-- start of DATA SUPPLIED --

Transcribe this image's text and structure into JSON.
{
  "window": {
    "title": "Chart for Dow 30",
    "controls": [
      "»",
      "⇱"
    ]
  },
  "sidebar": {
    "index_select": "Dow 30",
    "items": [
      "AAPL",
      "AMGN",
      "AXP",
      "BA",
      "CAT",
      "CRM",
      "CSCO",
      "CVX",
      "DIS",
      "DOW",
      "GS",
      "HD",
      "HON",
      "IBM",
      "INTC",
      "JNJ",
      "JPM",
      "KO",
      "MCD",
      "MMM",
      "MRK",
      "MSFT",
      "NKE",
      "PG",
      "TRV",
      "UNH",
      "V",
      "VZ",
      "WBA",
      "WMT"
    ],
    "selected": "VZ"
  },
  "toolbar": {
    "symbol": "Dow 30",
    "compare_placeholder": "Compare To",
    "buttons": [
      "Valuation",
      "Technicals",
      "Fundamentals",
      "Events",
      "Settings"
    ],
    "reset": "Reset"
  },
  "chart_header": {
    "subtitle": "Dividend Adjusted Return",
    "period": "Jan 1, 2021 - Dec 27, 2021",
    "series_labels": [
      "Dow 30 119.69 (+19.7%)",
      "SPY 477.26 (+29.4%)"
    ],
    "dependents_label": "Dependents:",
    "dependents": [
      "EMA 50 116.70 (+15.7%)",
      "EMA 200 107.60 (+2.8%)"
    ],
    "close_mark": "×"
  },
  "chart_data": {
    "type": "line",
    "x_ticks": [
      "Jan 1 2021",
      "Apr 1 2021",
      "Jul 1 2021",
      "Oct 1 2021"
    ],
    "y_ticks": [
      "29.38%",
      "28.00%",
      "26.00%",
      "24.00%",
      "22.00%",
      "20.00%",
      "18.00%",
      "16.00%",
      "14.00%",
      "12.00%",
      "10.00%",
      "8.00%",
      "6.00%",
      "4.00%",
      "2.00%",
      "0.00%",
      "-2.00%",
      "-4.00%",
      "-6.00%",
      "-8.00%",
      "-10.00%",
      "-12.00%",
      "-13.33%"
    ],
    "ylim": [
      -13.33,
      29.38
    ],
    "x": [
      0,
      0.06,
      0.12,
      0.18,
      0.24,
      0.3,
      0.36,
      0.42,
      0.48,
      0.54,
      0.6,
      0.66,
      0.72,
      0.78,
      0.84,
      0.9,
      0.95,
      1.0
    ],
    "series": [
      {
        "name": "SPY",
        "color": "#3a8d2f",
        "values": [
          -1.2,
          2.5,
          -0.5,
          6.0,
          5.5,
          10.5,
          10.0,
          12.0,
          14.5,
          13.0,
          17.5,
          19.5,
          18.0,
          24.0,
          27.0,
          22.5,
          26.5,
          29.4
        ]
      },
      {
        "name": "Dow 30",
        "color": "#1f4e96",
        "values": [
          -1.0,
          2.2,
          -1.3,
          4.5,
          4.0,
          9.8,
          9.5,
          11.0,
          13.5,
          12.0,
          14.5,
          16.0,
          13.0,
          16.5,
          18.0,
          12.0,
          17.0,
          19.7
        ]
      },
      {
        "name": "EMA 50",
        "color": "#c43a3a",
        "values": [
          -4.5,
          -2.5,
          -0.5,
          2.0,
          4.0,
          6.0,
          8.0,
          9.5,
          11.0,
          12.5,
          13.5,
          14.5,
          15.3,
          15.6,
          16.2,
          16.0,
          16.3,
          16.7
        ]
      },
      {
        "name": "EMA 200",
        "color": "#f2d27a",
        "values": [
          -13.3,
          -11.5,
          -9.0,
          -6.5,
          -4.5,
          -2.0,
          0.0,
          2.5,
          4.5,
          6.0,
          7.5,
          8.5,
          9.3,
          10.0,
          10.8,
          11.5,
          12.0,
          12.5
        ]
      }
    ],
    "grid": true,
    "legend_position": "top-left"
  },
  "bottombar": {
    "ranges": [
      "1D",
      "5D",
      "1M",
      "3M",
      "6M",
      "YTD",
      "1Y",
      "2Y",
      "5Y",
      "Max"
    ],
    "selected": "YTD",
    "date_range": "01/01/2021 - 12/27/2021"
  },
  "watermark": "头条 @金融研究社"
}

-- end of DATA SUPPLIED --

▸ EXERCISE INSTRUCTIONS
Repeat the data in its entirety, character for character.

▸ RESULT OF THE EXERCISE
Transcribe this image's text and structure into JSON.
{
  "window": {
    "title": "Chart for Dow 30",
    "controls": [
      "»",
      "⇱"
    ]
  },
  "sidebar": {
    "index_select": "Dow 30",
    "items": [
      "AAPL",
      "AMGN",
      "AXP",
      "BA",
      "CAT",
      "CRM",
      "CSCO",
      "CVX",
      "DIS",
      "DOW",
      "GS",
      "HD",
      "HON",
      "IBM",
      "INTC",
      "JNJ",
      "JPM",
      "KO",
      "MCD",
      "MMM",
      "MRK",
      "MSFT",
      "NKE",
      "PG",
      "TRV",
      "UNH",
      "V",
      "VZ",
      "WBA",
      "WMT"
    ],
    "selected": "VZ"
  },
  "toolbar": {
    "symbol": "Dow 30",
    "compare_placeholder": "Compare To",
    "buttons": [
      "Valuation",
      "Technicals",
      "Fundamentals",
      "Events",
      "Settings"
    ],
    "reset": "Reset"
  },
  "chart_header": {
    "subtitle": "Dividend Adjusted Return",
    "period": "Jan 1, 2021 - Dec 27, 2021",
    "series_labels": [
      "Dow 30 119.69 (+19.7%)",
      "SPY 477.26 (+29.4%)"
    ],
    "dependents_label": "Dependents:",
    "dependents": [
      "EMA 50 116.70 (+15.7%)",
      "EMA 200 107.60 (+2.8%)"
    ],
    "close_mark": "×"
  },
  "chart_data": {
    "type": "line",
    "x_ticks": [
      "Jan 1 2021",
      "Apr 1 2021",
      "Jul 1 2021",
      "Oct 1 2021"
    ],
    "y_ticks": [
      "29.38%",
      "28.00%",
      "26.00%",
      "24.00%",
      "22.00%",
      "20.00%",
      "18.00%",
      "16.00%",
      "14.00%",
      "12.00%",
      "10.00%",
      "8.00%",
      "6.00%",
      "4.00%",
      "2.00%",
      "0.00%",
      "-2.00%",
      "-4.00%",
      "-6.00%",
      "-8.00%",
      "-10.00%",
      "-12.00%",
      "-13.33%"
    ],
    "ylim": [
      -13.33,
      29.38
    ],
    "x": [
      0,
      0.06,
      0.12,
      0.18,
      0.24,
      0.3,
      0.36,
      0.42,
      0.48,
      0.54,
      0.6,
      0.66,
      0.72,
      0.78,
      0.84,
      0.9,
      0.95,
      1.0
    ],
    "series": [
      {
        "name": "SPY",
        "color": "#3a8d2f",
        "values": [
          -1.2,
          2.5,
          -0.5,
          6.0,
          5.5,
          10.5,
          10.0,
          12.0,
          14.5,
          13.0,
          17.5,
          19.5,
          18.0,
          24.0,
          27.0,
          22.5,
          26.5,
          29.4
        ]
      },
      {
        "name": "Dow 30",
        "color": "#1f4e96",
        "values": [
          -1.0,
          2.2,
          -1.3,
          4.5,
          4.0,
          9.8,
          9.5,
          11.0,
          13.5,
          12.0,
          14.5,
          16.0,
          13.0,
          16.5,
          18.0,
          12.0,
          17.0,
          19.7
        ]
      },
      {
        "name": "EMA 50",
        "color": "#c43a3a",
        "values": [
          -4.5,
          -2.5,
          -0.5,
          2.0,
          4.0,
          6.0,
          8.0,
          9.5,
          11.0,
          12.5,
          13.5,
          14.5,
          15.3,
          15.6,
          16.2,
          16.0,
          16.3,
          16.7
        ]
      },
      {
        "name": "EMA 200",
        "color": "#f2d27a",
        "values": [
          -13.3,
          -11.5,
          -9.0,
          -6.5,
          -4.5,
          -2.0,
          0.0,
          2.5,
          4.5,
          6.0,
          7.5,
          8.5,
          9.3,
          10.0,
          10.8,
          11.5,
          12.0,
          12.5
        ]
      }
    ],
    "grid": true,
    "legend_position": "top-left"
  },
  "bottombar": {
    "ranges": [
      "1D",
      "5D",
      "1M",
      "3M",
      "6M",
      "YTD",
      "1Y",
      "2Y",
      "5Y",
      "Max"
    ],
    "selected": "YTD",
    "date_range": "01/01/2021 - 12/27/2021"
  },
  "watermark": "头条 @金融研究社"
}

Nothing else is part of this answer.